(Dataset entries on figures)
^^^^^^^^^^^^^^^^
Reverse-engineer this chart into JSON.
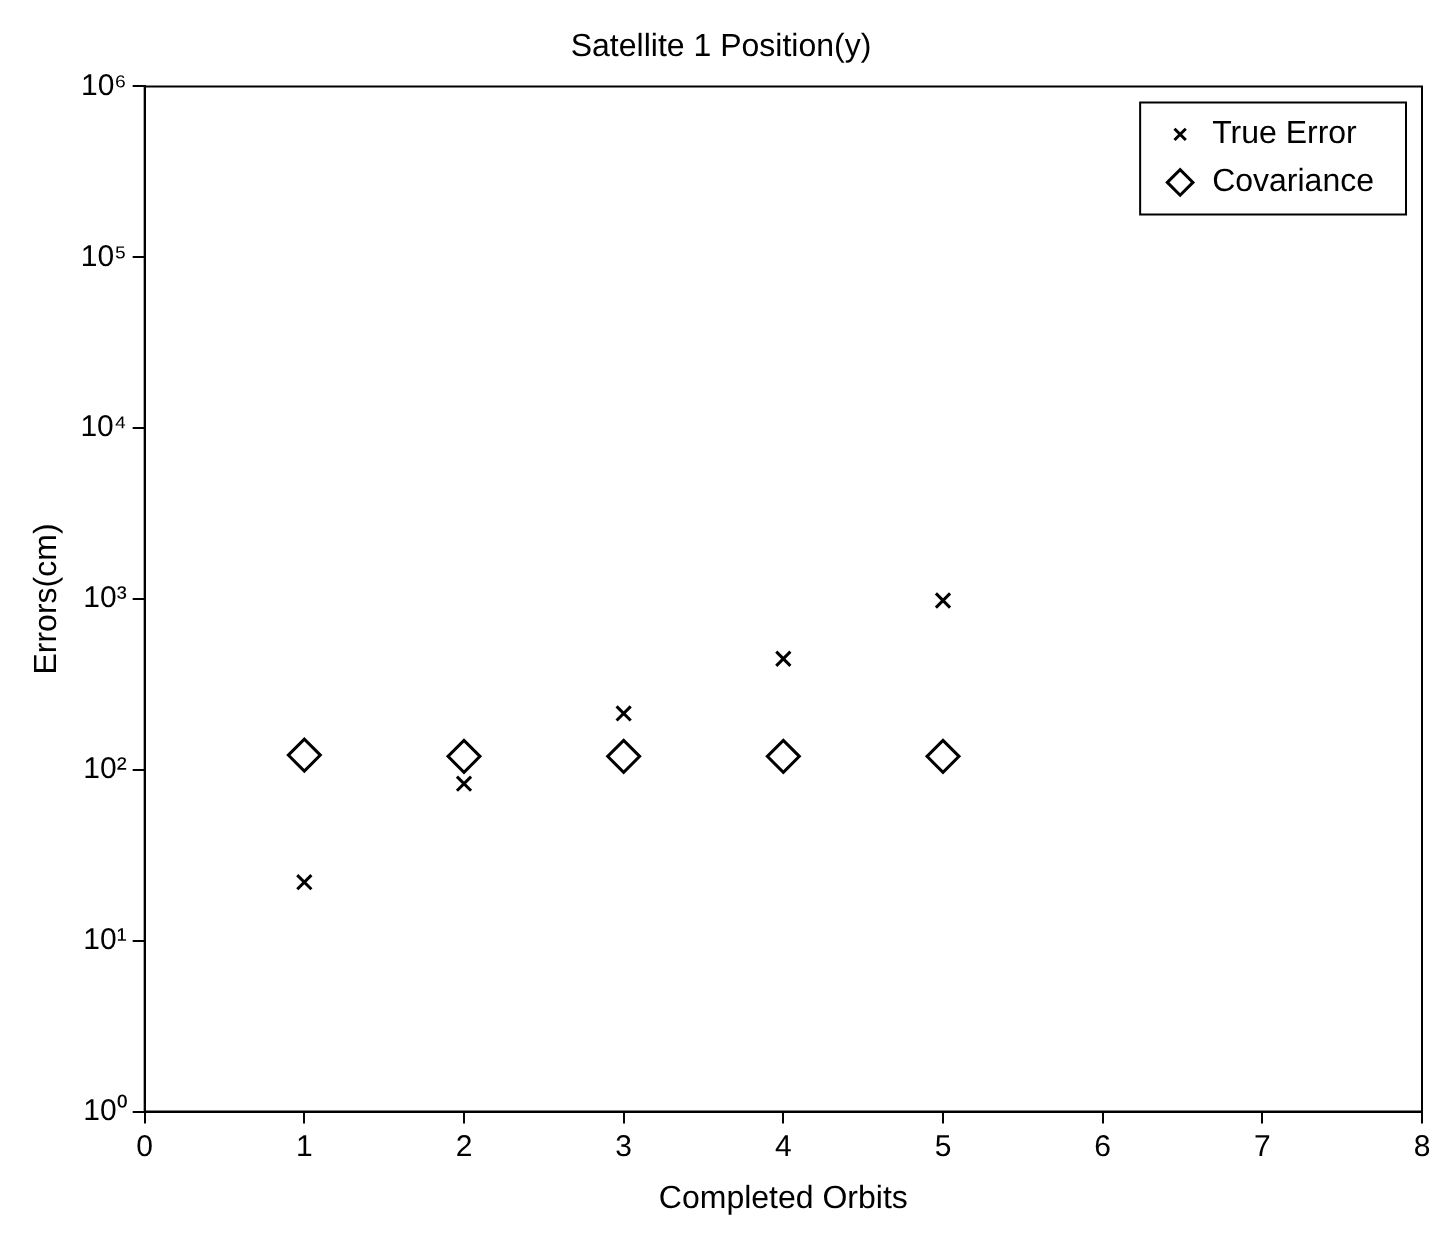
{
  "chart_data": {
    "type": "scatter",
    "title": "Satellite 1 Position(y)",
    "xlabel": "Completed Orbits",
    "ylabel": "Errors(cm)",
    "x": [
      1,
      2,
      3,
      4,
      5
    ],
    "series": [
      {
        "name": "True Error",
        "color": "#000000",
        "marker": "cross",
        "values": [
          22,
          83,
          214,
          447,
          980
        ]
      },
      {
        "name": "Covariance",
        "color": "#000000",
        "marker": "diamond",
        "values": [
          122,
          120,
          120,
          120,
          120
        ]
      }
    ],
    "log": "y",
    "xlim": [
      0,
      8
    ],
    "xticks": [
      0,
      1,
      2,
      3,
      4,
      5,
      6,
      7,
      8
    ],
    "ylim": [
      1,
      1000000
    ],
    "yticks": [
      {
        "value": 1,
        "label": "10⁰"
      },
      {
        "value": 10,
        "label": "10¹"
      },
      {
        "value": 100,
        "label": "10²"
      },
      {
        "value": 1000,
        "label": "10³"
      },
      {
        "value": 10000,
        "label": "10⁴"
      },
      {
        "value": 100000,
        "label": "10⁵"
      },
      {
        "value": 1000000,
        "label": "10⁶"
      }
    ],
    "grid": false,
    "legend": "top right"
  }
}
^^^^^^^^^^^^^^^^
Reproduce the data word for word, excluding its pictures.

Task output -
Reverse-engineer this chart into JSON.
{
  "chart_data": {
    "type": "scatter",
    "title": "Satellite 1 Position(y)",
    "xlabel": "Completed Orbits",
    "ylabel": "Errors(cm)",
    "x": [
      1,
      2,
      3,
      4,
      5
    ],
    "series": [
      {
        "name": "True Error",
        "color": "#000000",
        "marker": "cross",
        "values": [
          22,
          83,
          214,
          447,
          980
        ]
      },
      {
        "name": "Covariance",
        "color": "#000000",
        "marker": "diamond",
        "values": [
          122,
          120,
          120,
          120,
          120
        ]
      }
    ],
    "log": "y",
    "xlim": [
      0,
      8
    ],
    "xticks": [
      0,
      1,
      2,
      3,
      4,
      5,
      6,
      7,
      8
    ],
    "ylim": [
      1,
      1000000
    ],
    "yticks": [
      {
        "value": 1,
        "label": "10⁰"
      },
      {
        "value": 10,
        "label": "10¹"
      },
      {
        "value": 100,
        "label": "10²"
      },
      {
        "value": 1000,
        "label": "10³"
      },
      {
        "value": 10000,
        "label": "10⁴"
      },
      {
        "value": 100000,
        "label": "10⁵"
      },
      {
        "value": 1000000,
        "label": "10⁶"
      }
    ],
    "grid": false,
    "legend": "top right"
  }
}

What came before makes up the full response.